▶ _SET PROBLEM_: Return each line holding the string "自动托管".

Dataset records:
○ ○ ○ ○ ○

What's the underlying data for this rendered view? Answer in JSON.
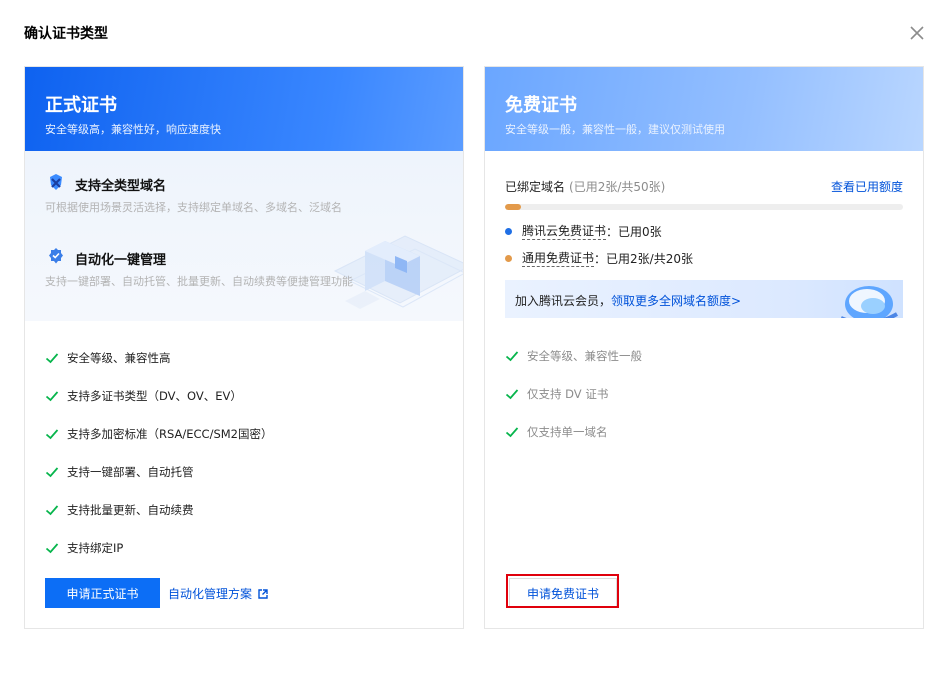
{
  "dialog": {
    "title": "确认证书类型"
  },
  "formal": {
    "title": "正式证书",
    "subtitle": "安全等级高，兼容性好，响应速度快",
    "features": [
      {
        "title": "支持全类型域名",
        "desc": "可根据使用场景灵活选择，支持绑定单域名、多域名、泛域名",
        "icon": "shield-star-icon"
      },
      {
        "title": "自动化一键管理",
        "desc": "支持一键部署、自动托管、批量更新、自动续费等便捷管理功能",
        "icon": "gear-badge-icon"
      }
    ],
    "checks": [
      "安全等级、兼容性高",
      "支持多证书类型（DV、OV、EV）",
      "支持多加密标准（RSA/ECC/SM2国密）",
      "支持一键部署、自动托管",
      "支持批量更新、自动续费",
      "支持绑定IP"
    ],
    "apply_button": "申请正式证书",
    "auto_link": "自动化管理方案"
  },
  "free": {
    "title": "免费证书",
    "subtitle": "安全等级一般，兼容性一般，建议仅测试使用",
    "bound_label": "已绑定域名",
    "bound_count": "(已用2张/共50张)",
    "bound_used": 2,
    "bound_total": 50,
    "view_link": "查看已用额度",
    "quotas": [
      {
        "name": "腾讯云免费证书",
        "value": "：已用0张",
        "color": "#1f6fe5"
      },
      {
        "name": "通用免费证书",
        "value": "：已用2张/共20张",
        "color": "#e39a4a"
      }
    ],
    "promo_text": "加入腾讯云会员，",
    "promo_link": "领取更多全网域名额度>",
    "checks": [
      "安全等级、兼容性一般",
      "仅支持 DV 证书",
      "仅支持单一域名"
    ],
    "apply_button": "申请免费证书"
  },
  "colors": {
    "primary": "#0c6ef6",
    "link": "#0052d9",
    "check": "#07b54c",
    "highlight": "#e0000c"
  }
}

○ ○ ○ ○ ○

▶ _ANSWER TO THIS EXERCISE_:
        "desc": "支持一键部署、自动托管、批量更新、自动续费等便捷管理功能",
      "支持一键部署、自动托管",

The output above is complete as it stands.